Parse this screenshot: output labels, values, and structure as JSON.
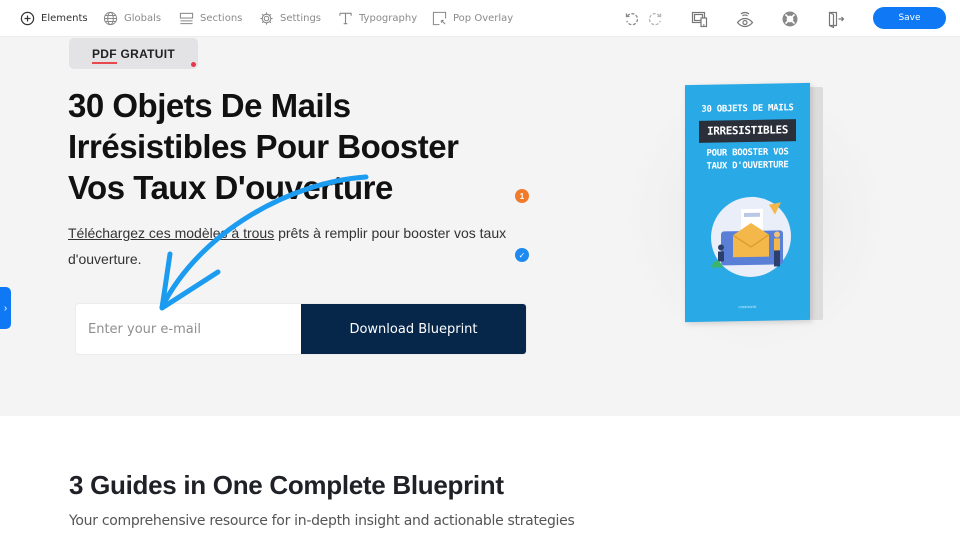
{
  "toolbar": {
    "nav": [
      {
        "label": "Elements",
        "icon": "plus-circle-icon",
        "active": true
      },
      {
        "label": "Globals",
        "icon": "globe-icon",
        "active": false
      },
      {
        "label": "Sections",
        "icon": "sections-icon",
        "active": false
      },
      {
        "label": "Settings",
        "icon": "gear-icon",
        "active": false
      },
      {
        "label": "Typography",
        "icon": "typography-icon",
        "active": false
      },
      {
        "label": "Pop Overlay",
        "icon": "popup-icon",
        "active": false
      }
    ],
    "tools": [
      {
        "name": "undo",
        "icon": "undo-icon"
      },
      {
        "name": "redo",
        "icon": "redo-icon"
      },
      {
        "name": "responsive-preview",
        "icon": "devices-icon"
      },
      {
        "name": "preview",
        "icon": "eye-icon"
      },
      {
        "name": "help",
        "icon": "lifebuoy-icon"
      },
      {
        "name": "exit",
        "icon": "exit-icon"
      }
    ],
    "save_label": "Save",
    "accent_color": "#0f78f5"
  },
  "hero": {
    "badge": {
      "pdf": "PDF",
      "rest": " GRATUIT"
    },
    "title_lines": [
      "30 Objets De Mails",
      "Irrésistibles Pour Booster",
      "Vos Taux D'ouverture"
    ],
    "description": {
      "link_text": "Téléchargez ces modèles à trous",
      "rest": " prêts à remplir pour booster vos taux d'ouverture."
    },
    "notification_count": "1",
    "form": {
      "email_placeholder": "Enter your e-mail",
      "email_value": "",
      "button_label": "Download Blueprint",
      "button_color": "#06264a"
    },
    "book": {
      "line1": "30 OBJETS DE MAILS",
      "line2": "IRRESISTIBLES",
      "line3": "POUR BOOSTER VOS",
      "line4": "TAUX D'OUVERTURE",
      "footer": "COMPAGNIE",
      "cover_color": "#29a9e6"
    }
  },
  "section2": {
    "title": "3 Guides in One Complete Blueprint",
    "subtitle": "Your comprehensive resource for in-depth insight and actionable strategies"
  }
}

++++

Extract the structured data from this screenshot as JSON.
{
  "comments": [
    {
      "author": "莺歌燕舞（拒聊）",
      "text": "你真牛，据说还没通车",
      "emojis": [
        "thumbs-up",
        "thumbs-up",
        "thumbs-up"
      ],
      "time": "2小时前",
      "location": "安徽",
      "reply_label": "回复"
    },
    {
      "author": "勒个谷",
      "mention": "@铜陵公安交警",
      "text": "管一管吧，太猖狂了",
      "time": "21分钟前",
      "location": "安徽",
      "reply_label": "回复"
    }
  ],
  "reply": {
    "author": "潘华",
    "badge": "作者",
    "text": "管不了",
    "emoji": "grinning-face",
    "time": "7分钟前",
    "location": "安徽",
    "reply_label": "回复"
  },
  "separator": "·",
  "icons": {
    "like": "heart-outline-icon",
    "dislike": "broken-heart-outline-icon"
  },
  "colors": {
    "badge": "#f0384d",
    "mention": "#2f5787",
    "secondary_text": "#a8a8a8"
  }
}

++++

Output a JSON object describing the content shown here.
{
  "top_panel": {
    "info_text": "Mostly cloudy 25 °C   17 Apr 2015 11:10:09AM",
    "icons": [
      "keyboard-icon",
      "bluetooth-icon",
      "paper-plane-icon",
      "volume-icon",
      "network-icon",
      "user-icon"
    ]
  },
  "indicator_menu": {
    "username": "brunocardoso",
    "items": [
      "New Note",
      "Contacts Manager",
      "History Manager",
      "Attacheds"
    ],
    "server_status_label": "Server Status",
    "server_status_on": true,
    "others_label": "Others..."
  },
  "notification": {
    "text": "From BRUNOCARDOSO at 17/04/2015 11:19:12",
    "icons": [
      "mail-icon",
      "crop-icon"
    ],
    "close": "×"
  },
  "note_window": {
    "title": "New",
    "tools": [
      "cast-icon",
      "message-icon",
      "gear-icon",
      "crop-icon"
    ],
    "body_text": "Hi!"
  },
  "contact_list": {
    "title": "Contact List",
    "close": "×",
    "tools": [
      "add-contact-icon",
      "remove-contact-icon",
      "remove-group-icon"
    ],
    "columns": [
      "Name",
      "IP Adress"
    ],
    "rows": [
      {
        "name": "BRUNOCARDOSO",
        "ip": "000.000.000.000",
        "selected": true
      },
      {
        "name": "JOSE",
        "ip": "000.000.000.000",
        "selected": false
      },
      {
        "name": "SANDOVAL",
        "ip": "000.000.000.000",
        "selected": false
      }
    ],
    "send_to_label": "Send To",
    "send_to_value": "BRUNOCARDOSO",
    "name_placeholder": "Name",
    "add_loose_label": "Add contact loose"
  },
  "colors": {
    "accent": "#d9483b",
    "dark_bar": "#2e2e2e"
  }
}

++++

Identify each line in the records above that contains the word "outline", and copy it out in full.

Solution for this problem:
    "like": "heart-outline-icon",
    "dislike": "broken-heart-outline-icon"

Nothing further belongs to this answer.